Scan the entries below. List each line with "JSON".

*****

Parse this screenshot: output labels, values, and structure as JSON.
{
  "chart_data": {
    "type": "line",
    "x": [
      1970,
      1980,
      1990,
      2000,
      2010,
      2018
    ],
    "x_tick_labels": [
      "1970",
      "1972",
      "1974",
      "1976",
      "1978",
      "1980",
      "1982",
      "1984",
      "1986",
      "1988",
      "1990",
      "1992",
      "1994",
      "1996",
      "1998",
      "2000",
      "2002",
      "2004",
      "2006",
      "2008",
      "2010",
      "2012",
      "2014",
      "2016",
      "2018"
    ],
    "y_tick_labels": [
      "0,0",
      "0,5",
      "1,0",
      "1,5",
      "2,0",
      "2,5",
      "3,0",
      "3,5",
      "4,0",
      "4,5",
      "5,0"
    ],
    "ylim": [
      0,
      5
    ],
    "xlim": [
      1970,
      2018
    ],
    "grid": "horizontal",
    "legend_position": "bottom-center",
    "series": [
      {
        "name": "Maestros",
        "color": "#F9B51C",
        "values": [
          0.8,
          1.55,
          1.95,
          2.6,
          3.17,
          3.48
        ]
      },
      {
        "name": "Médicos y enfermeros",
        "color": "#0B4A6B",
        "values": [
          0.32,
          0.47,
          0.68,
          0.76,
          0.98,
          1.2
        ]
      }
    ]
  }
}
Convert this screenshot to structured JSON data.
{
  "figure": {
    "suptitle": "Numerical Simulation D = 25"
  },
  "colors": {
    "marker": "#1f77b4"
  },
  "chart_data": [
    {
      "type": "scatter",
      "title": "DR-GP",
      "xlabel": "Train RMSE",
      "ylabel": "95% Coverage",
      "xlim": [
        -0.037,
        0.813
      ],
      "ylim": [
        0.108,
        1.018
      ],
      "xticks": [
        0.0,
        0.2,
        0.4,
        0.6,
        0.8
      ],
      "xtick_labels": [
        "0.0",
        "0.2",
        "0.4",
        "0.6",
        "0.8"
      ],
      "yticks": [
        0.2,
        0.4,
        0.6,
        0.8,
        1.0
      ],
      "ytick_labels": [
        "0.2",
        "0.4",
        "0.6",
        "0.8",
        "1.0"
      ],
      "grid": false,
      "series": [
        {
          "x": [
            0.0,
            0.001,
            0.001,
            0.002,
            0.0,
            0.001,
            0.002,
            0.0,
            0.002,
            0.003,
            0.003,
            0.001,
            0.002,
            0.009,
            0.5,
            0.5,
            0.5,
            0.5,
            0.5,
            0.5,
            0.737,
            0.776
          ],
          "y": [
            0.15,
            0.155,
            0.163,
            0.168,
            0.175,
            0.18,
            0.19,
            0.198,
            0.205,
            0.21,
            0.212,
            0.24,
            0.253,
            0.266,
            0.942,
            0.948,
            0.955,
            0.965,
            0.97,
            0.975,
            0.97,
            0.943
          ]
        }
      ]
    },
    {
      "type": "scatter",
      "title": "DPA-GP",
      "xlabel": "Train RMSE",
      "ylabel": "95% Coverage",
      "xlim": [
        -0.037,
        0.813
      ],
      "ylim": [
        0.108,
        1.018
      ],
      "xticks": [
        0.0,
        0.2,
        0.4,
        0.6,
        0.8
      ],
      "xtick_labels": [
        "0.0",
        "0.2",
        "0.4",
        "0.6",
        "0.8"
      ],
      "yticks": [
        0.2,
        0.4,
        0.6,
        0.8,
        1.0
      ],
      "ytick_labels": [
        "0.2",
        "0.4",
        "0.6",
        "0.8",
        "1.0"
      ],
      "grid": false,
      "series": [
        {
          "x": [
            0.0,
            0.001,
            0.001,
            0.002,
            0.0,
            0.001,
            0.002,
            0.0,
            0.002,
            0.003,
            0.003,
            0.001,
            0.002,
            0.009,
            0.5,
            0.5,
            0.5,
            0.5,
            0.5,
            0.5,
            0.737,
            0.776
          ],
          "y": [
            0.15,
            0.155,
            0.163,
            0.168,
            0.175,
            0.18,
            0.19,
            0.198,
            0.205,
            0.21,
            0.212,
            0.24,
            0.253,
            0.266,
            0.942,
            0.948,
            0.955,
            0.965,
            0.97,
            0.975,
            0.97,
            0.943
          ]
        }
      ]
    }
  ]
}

*****

- _THE RESPONSE_
Parse this screenshot: output labels, values, and structure as JSON.
Convert this screenshot to structured JSON data.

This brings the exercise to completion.